:: EXERCISE MATERIALS
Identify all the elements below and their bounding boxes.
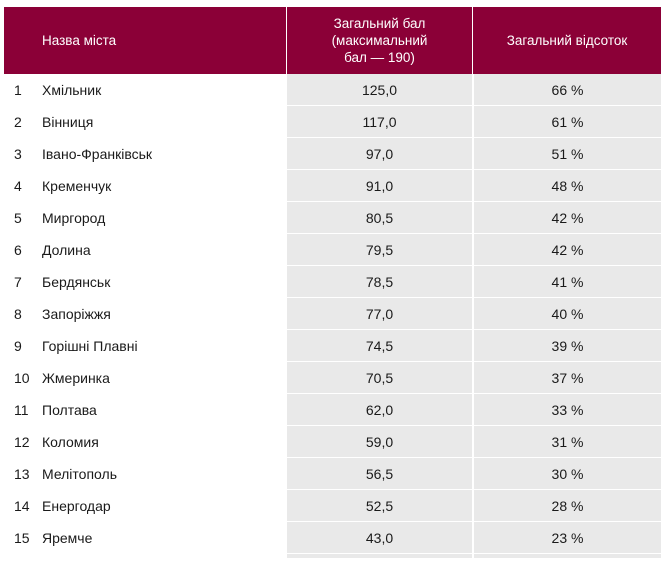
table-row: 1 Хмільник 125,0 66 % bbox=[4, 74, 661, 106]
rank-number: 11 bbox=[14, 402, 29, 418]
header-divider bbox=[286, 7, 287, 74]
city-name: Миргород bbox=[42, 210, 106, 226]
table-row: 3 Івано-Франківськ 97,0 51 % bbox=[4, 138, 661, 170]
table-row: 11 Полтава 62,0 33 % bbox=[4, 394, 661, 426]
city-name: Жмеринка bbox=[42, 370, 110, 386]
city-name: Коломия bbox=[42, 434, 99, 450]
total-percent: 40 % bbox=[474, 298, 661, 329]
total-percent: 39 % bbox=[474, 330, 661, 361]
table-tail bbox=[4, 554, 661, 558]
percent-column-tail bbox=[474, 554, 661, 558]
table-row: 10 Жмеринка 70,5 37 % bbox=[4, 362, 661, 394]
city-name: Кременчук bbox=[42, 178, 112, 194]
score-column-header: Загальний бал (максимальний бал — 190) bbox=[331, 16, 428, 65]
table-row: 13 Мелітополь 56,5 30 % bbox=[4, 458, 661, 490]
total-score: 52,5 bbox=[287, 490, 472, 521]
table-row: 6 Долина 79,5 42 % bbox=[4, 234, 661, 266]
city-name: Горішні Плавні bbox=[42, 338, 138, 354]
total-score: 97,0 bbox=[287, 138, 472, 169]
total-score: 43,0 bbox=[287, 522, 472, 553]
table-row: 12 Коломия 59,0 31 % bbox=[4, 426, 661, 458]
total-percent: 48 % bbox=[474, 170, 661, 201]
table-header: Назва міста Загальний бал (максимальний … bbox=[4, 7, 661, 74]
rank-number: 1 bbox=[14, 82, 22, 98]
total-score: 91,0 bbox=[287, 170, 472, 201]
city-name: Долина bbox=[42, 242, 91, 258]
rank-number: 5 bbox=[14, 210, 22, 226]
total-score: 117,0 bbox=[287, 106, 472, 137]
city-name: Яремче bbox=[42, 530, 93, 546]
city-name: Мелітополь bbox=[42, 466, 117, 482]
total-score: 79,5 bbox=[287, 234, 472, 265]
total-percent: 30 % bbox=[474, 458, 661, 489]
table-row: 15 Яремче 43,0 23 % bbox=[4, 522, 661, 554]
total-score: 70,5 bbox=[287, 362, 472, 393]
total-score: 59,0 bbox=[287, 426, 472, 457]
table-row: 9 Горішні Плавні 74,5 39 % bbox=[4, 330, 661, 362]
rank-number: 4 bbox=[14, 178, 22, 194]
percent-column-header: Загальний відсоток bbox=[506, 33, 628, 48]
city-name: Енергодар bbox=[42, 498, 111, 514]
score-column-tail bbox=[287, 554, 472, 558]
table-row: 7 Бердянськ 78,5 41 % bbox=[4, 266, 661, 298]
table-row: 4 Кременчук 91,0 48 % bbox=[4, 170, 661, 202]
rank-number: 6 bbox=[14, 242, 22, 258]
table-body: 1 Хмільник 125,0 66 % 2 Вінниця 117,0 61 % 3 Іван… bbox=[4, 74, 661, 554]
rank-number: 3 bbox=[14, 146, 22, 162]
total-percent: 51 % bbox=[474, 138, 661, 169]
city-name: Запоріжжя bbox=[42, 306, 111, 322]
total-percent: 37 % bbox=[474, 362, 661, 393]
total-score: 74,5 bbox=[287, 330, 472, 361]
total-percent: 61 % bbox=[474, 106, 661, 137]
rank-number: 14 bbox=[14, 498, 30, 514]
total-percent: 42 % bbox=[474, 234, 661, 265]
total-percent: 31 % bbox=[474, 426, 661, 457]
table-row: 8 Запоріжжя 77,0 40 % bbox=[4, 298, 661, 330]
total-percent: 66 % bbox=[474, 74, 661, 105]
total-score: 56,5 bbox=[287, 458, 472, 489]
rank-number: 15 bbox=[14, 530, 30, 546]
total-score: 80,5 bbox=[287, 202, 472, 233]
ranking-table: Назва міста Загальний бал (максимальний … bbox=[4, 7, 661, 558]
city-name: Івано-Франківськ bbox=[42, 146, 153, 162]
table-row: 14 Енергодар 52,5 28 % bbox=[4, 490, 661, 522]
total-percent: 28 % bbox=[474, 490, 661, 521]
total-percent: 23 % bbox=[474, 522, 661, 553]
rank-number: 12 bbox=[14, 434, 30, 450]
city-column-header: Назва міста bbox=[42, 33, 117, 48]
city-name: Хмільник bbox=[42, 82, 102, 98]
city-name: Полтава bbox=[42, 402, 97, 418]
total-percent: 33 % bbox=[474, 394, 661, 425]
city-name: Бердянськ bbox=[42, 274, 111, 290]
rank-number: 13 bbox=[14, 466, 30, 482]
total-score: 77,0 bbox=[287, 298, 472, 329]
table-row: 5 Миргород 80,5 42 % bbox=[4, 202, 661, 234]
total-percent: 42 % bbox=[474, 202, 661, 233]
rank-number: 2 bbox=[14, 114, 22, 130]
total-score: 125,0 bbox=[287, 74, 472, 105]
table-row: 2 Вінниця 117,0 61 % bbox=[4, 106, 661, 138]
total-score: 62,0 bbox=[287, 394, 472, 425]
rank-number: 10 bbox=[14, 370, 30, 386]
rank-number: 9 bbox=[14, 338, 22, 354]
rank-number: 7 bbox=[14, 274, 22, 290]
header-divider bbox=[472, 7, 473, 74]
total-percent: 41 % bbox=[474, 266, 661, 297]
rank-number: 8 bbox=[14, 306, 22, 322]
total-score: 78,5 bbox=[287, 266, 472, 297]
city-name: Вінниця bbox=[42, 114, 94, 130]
::::
:: EXERCISE MATERIALS
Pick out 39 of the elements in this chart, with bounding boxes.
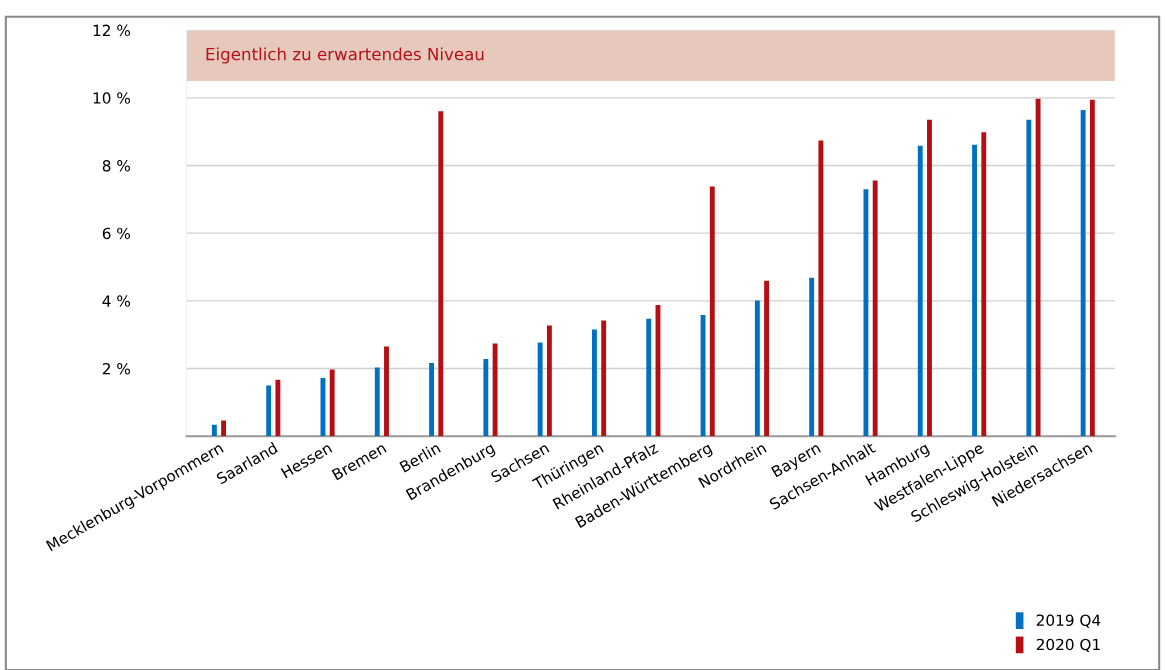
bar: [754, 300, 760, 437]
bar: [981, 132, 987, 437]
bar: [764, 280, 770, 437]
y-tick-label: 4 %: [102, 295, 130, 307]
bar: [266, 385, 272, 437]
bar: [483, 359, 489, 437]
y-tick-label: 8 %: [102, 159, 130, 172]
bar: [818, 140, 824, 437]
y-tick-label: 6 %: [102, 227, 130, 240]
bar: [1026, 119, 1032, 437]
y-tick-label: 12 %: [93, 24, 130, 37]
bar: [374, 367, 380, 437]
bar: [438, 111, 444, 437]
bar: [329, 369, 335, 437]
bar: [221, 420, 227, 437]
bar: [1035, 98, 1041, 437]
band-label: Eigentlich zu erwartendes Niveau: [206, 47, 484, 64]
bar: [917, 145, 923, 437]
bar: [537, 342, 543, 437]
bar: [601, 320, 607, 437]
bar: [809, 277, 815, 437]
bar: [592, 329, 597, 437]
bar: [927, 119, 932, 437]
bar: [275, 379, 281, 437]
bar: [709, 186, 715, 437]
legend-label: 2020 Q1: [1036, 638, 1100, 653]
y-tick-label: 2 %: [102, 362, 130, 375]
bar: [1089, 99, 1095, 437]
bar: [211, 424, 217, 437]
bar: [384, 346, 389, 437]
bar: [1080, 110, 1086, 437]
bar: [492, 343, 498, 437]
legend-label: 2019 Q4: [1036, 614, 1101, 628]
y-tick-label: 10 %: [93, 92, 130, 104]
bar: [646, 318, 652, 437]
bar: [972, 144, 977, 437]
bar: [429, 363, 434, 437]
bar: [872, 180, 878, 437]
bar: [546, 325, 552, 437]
::::
Reproduce the listing lines from the one containing "table-row: 1 Хмільник" through the one containing "table-row: 6 Долина", both included, without changing anything.

» EXERCISE ANSWER:
table-row: 1 Хмільник 125,0 66 % bbox=[4, 74, 661, 106]
rank-number: 11 bbox=[14, 402, 29, 418]
header-divider bbox=[286, 7, 287, 74]
city-name: Миргород bbox=[42, 210, 106, 226]
table-row: 3 Івано-Франківськ 97,0 51 % bbox=[4, 138, 661, 170]
table-row: 11 Полтава 62,0 33 % bbox=[4, 394, 661, 426]
city-name: Жмеринка bbox=[42, 370, 110, 386]
city-name: Коломия bbox=[42, 434, 99, 450]
total-percent: 40 % bbox=[474, 298, 661, 329]
total-percent: 39 % bbox=[474, 330, 661, 361]
table-tail bbox=[4, 554, 661, 558]
percent-column-tail bbox=[474, 554, 661, 558]
table-row: 10 Жмеринка 70,5 37 % bbox=[4, 362, 661, 394]
city-name: Кременчук bbox=[42, 178, 112, 194]
score-column-header: Загальний бал (максимальний бал — 190) bbox=[331, 16, 428, 65]
table-row: 13 Мелітополь 56,5 30 % bbox=[4, 458, 661, 490]
total-score: 52,5 bbox=[287, 490, 472, 521]
table-row: 6 Долина 79,5 42 % bbox=[4, 234, 661, 266]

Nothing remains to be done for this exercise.